§ To be done
Exactly as they appear, output all of the entries.
****************
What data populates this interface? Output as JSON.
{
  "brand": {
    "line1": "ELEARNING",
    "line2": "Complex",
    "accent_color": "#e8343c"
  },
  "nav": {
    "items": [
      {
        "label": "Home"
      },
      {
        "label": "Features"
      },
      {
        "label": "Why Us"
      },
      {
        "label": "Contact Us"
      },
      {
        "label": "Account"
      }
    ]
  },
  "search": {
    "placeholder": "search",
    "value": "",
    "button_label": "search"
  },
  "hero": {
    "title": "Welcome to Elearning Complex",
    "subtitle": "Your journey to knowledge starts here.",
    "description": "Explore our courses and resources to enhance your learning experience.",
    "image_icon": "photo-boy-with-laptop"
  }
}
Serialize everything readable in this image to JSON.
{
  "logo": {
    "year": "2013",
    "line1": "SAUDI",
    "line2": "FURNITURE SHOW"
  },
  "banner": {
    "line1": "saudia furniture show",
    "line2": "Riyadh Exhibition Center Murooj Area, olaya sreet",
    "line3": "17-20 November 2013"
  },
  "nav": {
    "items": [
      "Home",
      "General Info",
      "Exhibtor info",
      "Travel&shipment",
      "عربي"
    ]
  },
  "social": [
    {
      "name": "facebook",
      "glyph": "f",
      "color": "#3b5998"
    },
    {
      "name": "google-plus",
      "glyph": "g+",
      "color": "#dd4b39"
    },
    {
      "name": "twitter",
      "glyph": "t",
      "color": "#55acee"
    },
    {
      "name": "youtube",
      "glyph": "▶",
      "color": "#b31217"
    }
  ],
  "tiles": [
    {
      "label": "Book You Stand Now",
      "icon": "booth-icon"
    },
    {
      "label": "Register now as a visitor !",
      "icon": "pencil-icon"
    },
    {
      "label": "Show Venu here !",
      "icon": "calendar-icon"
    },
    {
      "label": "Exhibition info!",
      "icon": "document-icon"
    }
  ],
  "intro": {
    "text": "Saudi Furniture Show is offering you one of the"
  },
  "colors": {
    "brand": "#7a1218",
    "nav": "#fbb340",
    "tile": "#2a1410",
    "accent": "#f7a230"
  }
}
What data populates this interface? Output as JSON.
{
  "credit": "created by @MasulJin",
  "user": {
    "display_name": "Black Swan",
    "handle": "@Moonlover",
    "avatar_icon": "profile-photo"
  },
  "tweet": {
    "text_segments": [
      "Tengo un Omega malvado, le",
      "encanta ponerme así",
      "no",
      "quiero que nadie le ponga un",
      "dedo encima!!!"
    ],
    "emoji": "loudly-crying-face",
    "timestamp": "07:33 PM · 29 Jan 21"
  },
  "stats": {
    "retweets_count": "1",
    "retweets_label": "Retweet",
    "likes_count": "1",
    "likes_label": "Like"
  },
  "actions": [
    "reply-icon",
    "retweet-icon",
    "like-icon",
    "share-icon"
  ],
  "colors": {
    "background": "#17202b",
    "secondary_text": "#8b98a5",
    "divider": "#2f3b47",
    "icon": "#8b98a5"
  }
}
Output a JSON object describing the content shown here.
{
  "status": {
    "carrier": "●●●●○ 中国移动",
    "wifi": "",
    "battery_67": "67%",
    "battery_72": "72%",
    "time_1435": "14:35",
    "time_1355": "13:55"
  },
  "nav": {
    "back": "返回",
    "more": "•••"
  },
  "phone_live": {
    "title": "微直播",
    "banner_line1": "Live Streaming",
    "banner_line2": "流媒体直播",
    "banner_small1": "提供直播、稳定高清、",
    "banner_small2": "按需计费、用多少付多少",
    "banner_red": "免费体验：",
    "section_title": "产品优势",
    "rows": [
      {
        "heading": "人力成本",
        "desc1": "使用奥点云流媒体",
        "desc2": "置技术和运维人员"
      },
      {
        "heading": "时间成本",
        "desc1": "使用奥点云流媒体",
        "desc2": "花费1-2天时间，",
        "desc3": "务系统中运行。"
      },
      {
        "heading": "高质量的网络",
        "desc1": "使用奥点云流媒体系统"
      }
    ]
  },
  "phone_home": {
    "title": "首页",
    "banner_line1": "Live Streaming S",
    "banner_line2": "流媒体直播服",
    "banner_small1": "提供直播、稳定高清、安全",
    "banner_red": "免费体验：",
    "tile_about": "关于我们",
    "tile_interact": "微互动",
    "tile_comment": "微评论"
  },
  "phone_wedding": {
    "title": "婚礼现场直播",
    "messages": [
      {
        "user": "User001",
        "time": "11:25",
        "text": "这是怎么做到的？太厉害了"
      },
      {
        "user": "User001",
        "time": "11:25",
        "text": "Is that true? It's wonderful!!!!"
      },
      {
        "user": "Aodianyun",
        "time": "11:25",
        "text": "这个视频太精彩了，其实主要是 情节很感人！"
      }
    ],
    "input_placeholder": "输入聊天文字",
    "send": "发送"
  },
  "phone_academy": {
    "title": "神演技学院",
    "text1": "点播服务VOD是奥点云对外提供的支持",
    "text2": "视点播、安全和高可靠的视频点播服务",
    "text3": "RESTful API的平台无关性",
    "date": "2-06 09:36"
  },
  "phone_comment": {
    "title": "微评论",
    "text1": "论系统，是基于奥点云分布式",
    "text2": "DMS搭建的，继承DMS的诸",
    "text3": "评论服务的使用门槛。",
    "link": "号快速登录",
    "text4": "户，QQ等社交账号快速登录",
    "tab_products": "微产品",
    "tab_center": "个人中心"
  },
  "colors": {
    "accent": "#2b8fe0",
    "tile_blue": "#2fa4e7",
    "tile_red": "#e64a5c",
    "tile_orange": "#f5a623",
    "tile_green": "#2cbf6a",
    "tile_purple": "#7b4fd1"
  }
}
****************
§ Exercise solution
What data populates this interface? Output as JSON.
{
  "brand": {
    "line1": "ELEARNING",
    "line2": "Complex",
    "accent_color": "#e8343c"
  },
  "nav": {
    "items": [
      {
        "label": "Home"
      },
      {
        "label": "Features"
      },
      {
        "label": "Why Us"
      },
      {
        "label": "Contact Us"
      },
      {
        "label": "Account"
      }
    ]
  },
  "search": {
    "placeholder": "search",
    "value": "",
    "button_label": "search"
  },
  "hero": {
    "title": "Welcome to Elearning Complex",
    "subtitle": "Your journey to knowledge starts here.",
    "description": "Explore our courses and resources to enhance your learning experience.",
    "image_icon": "photo-boy-with-laptop"
  }
}
Serialize everything readable in this image to JSON.
{
  "logo": {
    "year": "2013",
    "line1": "SAUDI",
    "line2": "FURNITURE SHOW"
  },
  "banner": {
    "line1": "saudia furniture show",
    "line2": "Riyadh Exhibition Center Murooj Area, olaya sreet",
    "line3": "17-20 November 2013"
  },
  "nav": {
    "items": [
      "Home",
      "General Info",
      "Exhibtor info",
      "Travel&shipment",
      "عربي"
    ]
  },
  "social": [
    {
      "name": "facebook",
      "glyph": "f",
      "color": "#3b5998"
    },
    {
      "name": "google-plus",
      "glyph": "g+",
      "color": "#dd4b39"
    },
    {
      "name": "twitter",
      "glyph": "t",
      "color": "#55acee"
    },
    {
      "name": "youtube",
      "glyph": "▶",
      "color": "#b31217"
    }
  ],
  "tiles": [
    {
      "label": "Book You Stand Now",
      "icon": "booth-icon"
    },
    {
      "label": "Register now as a visitor !",
      "icon": "pencil-icon"
    },
    {
      "label": "Show Venu here !",
      "icon": "calendar-icon"
    },
    {
      "label": "Exhibition info!",
      "icon": "document-icon"
    }
  ],
  "intro": {
    "text": "Saudi Furniture Show is offering you one of the"
  },
  "colors": {
    "brand": "#7a1218",
    "nav": "#fbb340",
    "tile": "#2a1410",
    "accent": "#f7a230"
  }
}
What data populates this interface? Output as JSON.
{
  "credit": "created by @MasulJin",
  "user": {
    "display_name": "Black Swan",
    "handle": "@Moonlover",
    "avatar_icon": "profile-photo"
  },
  "tweet": {
    "text_segments": [
      "Tengo un Omega malvado, le",
      "encanta ponerme así",
      "no",
      "quiero que nadie le ponga un",
      "dedo encima!!!"
    ],
    "emoji": "loudly-crying-face",
    "timestamp": "07:33 PM · 29 Jan 21"
  },
  "stats": {
    "retweets_count": "1",
    "retweets_label": "Retweet",
    "likes_count": "1",
    "likes_label": "Like"
  },
  "actions": [
    "reply-icon",
    "retweet-icon",
    "like-icon",
    "share-icon"
  ],
  "colors": {
    "background": "#17202b",
    "secondary_text": "#8b98a5",
    "divider": "#2f3b47",
    "icon": "#8b98a5"
  }
}
Output a JSON object describing the content shown here.
{
  "status": {
    "carrier": "●●●●○ 中国移动",
    "wifi": "",
    "battery_67": "67%",
    "battery_72": "72%",
    "time_1435": "14:35",
    "time_1355": "13:55"
  },
  "nav": {
    "back": "返回",
    "more": "•••"
  },
  "phone_live": {
    "title": "微直播",
    "banner_line1": "Live Streaming",
    "banner_line2": "流媒体直播",
    "banner_small1": "提供直播、稳定高清、",
    "banner_small2": "按需计费、用多少付多少",
    "banner_red": "免费体验：",
    "section_title": "产品优势",
    "rows": [
      {
        "heading": "人力成本",
        "desc1": "使用奥点云流媒体",
        "desc2": "置技术和运维人员"
      },
      {
        "heading": "时间成本",
        "desc1": "使用奥点云流媒体",
        "desc2": "花费1-2天时间，",
        "desc3": "务系统中运行。"
      },
      {
        "heading": "高质量的网络",
        "desc1": "使用奥点云流媒体系统"
      }
    ]
  },
  "phone_home": {
    "title": "首页",
    "banner_line1": "Live Streaming S",
    "banner_line2": "流媒体直播服",
    "banner_small1": "提供直播、稳定高清、安全",
    "banner_red": "免费体验：",
    "tile_about": "关于我们",
    "tile_interact": "微互动",
    "tile_comment": "微评论"
  },
  "phone_wedding": {
    "title": "婚礼现场直播",
    "messages": [
      {
        "user": "User001",
        "time": "11:25",
        "text": "这是怎么做到的？太厉害了"
      },
      {
        "user": "User001",
        "time": "11:25",
        "text": "Is that true? It's wonderful!!!!"
      },
      {
        "user": "Aodianyun",
        "time": "11:25",
        "text": "这个视频太精彩了，其实主要是 情节很感人！"
      }
    ],
    "input_placeholder": "输入聊天文字",
    "send": "发送"
  },
  "phone_academy": {
    "title": "神演技学院",
    "text1": "点播服务VOD是奥点云对外提供的支持",
    "text2": "视点播、安全和高可靠的视频点播服务",
    "text3": "RESTful API的平台无关性",
    "date": "2-06 09:36"
  },
  "phone_comment": {
    "title": "微评论",
    "text1": "论系统，是基于奥点云分布式",
    "text2": "DMS搭建的，继承DMS的诸",
    "text3": "评论服务的使用门槛。",
    "link": "号快速登录",
    "text4": "户，QQ等社交账号快速登录",
    "tab_products": "微产品",
    "tab_center": "个人中心"
  },
  "colors": {
    "accent": "#2b8fe0",
    "tile_blue": "#2fa4e7",
    "tile_red": "#e64a5c",
    "tile_orange": "#f5a623",
    "tile_green": "#2cbf6a",
    "tile_purple": "#7b4fd1"
  }
}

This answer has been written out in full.